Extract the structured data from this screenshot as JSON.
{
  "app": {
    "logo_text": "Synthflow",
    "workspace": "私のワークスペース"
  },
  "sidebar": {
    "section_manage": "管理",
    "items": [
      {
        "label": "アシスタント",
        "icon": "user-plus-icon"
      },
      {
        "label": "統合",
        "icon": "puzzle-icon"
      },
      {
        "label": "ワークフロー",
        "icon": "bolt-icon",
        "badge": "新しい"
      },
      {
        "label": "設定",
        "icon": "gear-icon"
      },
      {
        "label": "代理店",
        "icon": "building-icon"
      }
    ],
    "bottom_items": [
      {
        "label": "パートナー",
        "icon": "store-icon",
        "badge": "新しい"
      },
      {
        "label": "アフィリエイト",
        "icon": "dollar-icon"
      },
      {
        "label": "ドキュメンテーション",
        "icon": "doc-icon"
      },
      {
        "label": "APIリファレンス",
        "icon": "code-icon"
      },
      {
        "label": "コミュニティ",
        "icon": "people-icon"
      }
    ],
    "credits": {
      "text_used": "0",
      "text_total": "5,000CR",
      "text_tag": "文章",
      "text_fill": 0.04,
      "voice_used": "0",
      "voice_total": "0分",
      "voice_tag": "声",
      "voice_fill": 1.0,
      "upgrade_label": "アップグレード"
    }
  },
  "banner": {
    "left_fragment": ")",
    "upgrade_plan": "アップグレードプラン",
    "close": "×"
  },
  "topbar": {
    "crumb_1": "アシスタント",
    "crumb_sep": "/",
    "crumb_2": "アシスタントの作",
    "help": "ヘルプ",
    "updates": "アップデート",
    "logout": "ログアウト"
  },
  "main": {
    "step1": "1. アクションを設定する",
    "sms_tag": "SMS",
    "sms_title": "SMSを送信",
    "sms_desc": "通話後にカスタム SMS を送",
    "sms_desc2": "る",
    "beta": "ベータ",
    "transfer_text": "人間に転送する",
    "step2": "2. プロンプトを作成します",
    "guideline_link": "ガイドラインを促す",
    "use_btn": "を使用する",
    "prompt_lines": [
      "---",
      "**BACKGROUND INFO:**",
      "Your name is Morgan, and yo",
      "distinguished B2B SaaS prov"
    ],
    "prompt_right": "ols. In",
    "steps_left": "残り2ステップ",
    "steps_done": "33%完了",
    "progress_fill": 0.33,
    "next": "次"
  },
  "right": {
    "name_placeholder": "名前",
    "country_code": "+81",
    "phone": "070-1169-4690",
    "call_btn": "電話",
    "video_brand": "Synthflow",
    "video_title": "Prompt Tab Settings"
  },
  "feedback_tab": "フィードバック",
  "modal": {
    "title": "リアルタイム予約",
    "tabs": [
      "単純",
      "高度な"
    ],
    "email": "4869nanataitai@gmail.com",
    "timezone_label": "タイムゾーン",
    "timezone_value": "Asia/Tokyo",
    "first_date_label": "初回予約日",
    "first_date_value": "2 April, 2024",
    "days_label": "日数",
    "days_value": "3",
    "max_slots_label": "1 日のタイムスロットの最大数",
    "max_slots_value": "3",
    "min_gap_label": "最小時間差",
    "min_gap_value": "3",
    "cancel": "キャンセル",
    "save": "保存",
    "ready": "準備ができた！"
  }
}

------------------------------------------------------------------------

Exercise directions | Extract all of the data above without altering anything.

Response for this exercise |
Extract the structured data from this screenshot as JSON.
{
  "app": {
    "logo_text": "Synthflow",
    "workspace": "私のワークスペース"
  },
  "sidebar": {
    "section_manage": "管理",
    "items": [
      {
        "label": "アシスタント",
        "icon": "user-plus-icon"
      },
      {
        "label": "統合",
        "icon": "puzzle-icon"
      },
      {
        "label": "ワークフロー",
        "icon": "bolt-icon",
        "badge": "新しい"
      },
      {
        "label": "設定",
        "icon": "gear-icon"
      },
      {
        "label": "代理店",
        "icon": "building-icon"
      }
    ],
    "bottom_items": [
      {
        "label": "パートナー",
        "icon": "store-icon",
        "badge": "新しい"
      },
      {
        "label": "アフィリエイト",
        "icon": "dollar-icon"
      },
      {
        "label": "ドキュメンテーション",
        "icon": "doc-icon"
      },
      {
        "label": "APIリファレンス",
        "icon": "code-icon"
      },
      {
        "label": "コミュニティ",
        "icon": "people-icon"
      }
    ],
    "credits": {
      "text_used": "0",
      "text_total": "5,000CR",
      "text_tag": "文章",
      "text_fill": 0.04,
      "voice_used": "0",
      "voice_total": "0分",
      "voice_tag": "声",
      "voice_fill": 1.0,
      "upgrade_label": "アップグレード"
    }
  },
  "banner": {
    "left_fragment": ")",
    "upgrade_plan": "アップグレードプラン",
    "close": "×"
  },
  "topbar": {
    "crumb_1": "アシスタント",
    "crumb_sep": "/",
    "crumb_2": "アシスタントの作",
    "help": "ヘルプ",
    "updates": "アップデート",
    "logout": "ログアウト"
  },
  "main": {
    "step1": "1. アクションを設定する",
    "sms_tag": "SMS",
    "sms_title": "SMSを送信",
    "sms_desc": "通話後にカスタム SMS を送",
    "sms_desc2": "る",
    "beta": "ベータ",
    "transfer_text": "人間に転送する",
    "step2": "2. プロンプトを作成します",
    "guideline_link": "ガイドラインを促す",
    "use_btn": "を使用する",
    "prompt_lines": [
      "---",
      "**BACKGROUND INFO:**",
      "Your name is Morgan, and yo",
      "distinguished B2B SaaS prov"
    ],
    "prompt_right": "ols. In",
    "steps_left": "残り2ステップ",
    "steps_done": "33%完了",
    "progress_fill": 0.33,
    "next": "次"
  },
  "right": {
    "name_placeholder": "名前",
    "country_code": "+81",
    "phone": "070-1169-4690",
    "call_btn": "電話",
    "video_brand": "Synthflow",
    "video_title": "Prompt Tab Settings"
  },
  "feedback_tab": "フィードバック",
  "modal": {
    "title": "リアルタイム予約",
    "tabs": [
      "単純",
      "高度な"
    ],
    "email": "4869nanataitai@gmail.com",
    "timezone_label": "タイムゾーン",
    "timezone_value": "Asia/Tokyo",
    "first_date_label": "初回予約日",
    "first_date_value": "2 April, 2024",
    "days_label": "日数",
    "days_value": "3",
    "max_slots_label": "1 日のタイムスロットの最大数",
    "max_slots_value": "3",
    "min_gap_label": "最小時間差",
    "min_gap_value": "3",
    "cancel": "キャンセル",
    "save": "保存",
    "ready": "準備ができた！"
  }
}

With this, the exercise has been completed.